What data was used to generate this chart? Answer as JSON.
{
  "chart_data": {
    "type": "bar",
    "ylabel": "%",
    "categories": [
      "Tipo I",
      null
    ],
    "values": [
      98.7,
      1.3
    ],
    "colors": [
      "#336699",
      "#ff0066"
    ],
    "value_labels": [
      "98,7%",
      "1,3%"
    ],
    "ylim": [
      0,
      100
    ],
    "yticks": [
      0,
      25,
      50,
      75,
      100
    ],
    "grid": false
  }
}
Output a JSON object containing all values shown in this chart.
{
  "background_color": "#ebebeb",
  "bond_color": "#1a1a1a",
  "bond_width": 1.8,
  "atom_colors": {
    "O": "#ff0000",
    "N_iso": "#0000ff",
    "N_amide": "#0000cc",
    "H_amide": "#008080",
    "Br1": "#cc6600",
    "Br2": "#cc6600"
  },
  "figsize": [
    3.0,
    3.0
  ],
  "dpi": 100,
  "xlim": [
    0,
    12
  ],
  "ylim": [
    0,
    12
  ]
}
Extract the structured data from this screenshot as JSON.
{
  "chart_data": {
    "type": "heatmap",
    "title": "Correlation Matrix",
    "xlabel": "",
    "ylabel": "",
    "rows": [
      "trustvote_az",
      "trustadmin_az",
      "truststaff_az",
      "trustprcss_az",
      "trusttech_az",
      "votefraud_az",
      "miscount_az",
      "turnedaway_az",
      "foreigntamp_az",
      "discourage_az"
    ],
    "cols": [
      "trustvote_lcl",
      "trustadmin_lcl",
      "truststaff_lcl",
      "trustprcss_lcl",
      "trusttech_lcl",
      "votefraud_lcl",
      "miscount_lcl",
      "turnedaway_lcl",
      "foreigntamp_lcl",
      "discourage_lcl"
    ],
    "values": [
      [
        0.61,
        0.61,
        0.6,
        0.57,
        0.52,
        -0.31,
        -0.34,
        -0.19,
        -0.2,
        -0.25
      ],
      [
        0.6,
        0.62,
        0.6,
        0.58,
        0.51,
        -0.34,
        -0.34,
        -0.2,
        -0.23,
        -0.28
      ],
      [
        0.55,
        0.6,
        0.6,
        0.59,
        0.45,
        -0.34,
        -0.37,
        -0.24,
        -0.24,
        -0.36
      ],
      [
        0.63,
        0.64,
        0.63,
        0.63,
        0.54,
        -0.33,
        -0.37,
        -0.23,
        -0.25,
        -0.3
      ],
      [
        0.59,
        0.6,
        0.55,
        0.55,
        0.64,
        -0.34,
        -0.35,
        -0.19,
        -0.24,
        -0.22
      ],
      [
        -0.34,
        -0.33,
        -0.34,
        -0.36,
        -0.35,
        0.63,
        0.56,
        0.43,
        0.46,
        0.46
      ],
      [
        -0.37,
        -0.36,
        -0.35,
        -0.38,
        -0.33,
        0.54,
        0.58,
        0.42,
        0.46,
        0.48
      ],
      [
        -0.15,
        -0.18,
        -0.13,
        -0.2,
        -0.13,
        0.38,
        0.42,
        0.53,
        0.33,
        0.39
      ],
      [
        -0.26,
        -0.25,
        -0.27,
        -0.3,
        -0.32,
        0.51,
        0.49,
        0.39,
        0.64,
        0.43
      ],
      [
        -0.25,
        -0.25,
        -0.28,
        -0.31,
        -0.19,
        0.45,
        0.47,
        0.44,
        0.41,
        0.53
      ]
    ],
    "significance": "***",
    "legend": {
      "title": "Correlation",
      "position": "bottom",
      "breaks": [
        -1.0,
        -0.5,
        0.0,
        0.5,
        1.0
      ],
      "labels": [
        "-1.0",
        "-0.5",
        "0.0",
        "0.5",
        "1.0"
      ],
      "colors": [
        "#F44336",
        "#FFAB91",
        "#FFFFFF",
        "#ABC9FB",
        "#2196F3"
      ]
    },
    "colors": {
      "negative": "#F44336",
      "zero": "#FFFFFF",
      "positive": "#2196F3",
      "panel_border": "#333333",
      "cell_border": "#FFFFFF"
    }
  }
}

***

Given task >>
Repeat the listing exactly, from its first line to its last.

Correct result >>
What data was used to generate this chart? Answer as JSON.
{
  "chart_data": {
    "type": "bar",
    "ylabel": "%",
    "categories": [
      "Tipo I",
      null
    ],
    "values": [
      98.7,
      1.3
    ],
    "colors": [
      "#336699",
      "#ff0066"
    ],
    "value_labels": [
      "98,7%",
      "1,3%"
    ],
    "ylim": [
      0,
      100
    ],
    "yticks": [
      0,
      25,
      50,
      75,
      100
    ],
    "grid": false
  }
}
Output a JSON object containing all values shown in this chart.
{
  "background_color": "#ebebeb",
  "bond_color": "#1a1a1a",
  "bond_width": 1.8,
  "atom_colors": {
    "O": "#ff0000",
    "N_iso": "#0000ff",
    "N_amide": "#0000cc",
    "H_amide": "#008080",
    "Br1": "#cc6600",
    "Br2": "#cc6600"
  },
  "figsize": [
    3.0,
    3.0
  ],
  "dpi": 100,
  "xlim": [
    0,
    12
  ],
  "ylim": [
    0,
    12
  ]
}
Extract the structured data from this screenshot as JSON.
{
  "chart_data": {
    "type": "heatmap",
    "title": "Correlation Matrix",
    "xlabel": "",
    "ylabel": "",
    "rows": [
      "trustvote_az",
      "trustadmin_az",
      "truststaff_az",
      "trustprcss_az",
      "trusttech_az",
      "votefraud_az",
      "miscount_az",
      "turnedaway_az",
      "foreigntamp_az",
      "discourage_az"
    ],
    "cols": [
      "trustvote_lcl",
      "trustadmin_lcl",
      "truststaff_lcl",
      "trustprcss_lcl",
      "trusttech_lcl",
      "votefraud_lcl",
      "miscount_lcl",
      "turnedaway_lcl",
      "foreigntamp_lcl",
      "discourage_lcl"
    ],
    "values": [
      [
        0.61,
        0.61,
        0.6,
        0.57,
        0.52,
        -0.31,
        -0.34,
        -0.19,
        -0.2,
        -0.25
      ],
      [
        0.6,
        0.62,
        0.6,
        0.58,
        0.51,
        -0.34,
        -0.34,
        -0.2,
        -0.23,
        -0.28
      ],
      [
        0.55,
        0.6,
        0.6,
        0.59,
        0.45,
        -0.34,
        -0.37,
        -0.24,
        -0.24,
        -0.36
      ],
      [
        0.63,
        0.64,
        0.63,
        0.63,
        0.54,
        -0.33,
        -0.37,
        -0.23,
        -0.25,
        -0.3
      ],
      [
        0.59,
        0.6,
        0.55,
        0.55,
        0.64,
        -0.34,
        -0.35,
        -0.19,
        -0.24,
        -0.22
      ],
      [
        -0.34,
        -0.33,
        -0.34,
        -0.36,
        -0.35,
        0.63,
        0.56,
        0.43,
        0.46,
        0.46
      ],
      [
        -0.37,
        -0.36,
        -0.35,
        -0.38,
        -0.33,
        0.54,
        0.58,
        0.42,
        0.46,
        0.48
      ],
      [
        -0.15,
        -0.18,
        -0.13,
        -0.2,
        -0.13,
        0.38,
        0.42,
        0.53,
        0.33,
        0.39
      ],
      [
        -0.26,
        -0.25,
        -0.27,
        -0.3,
        -0.32,
        0.51,
        0.49,
        0.39,
        0.64,
        0.43
      ],
      [
        -0.25,
        -0.25,
        -0.28,
        -0.31,
        -0.19,
        0.45,
        0.47,
        0.44,
        0.41,
        0.53
      ]
    ],
    "significance": "***",
    "legend": {
      "title": "Correlation",
      "position": "bottom",
      "breaks": [
        -1.0,
        -0.5,
        0.0,
        0.5,
        1.0
      ],
      "labels": [
        "-1.0",
        "-0.5",
        "0.0",
        "0.5",
        "1.0"
      ],
      "colors": [
        "#F44336",
        "#FFAB91",
        "#FFFFFF",
        "#ABC9FB",
        "#2196F3"
      ]
    },
    "colors": {
      "negative": "#F44336",
      "zero": "#FFFFFF",
      "positive": "#2196F3",
      "panel_border": "#333333",
      "cell_border": "#FFFFFF"
    }
  }
}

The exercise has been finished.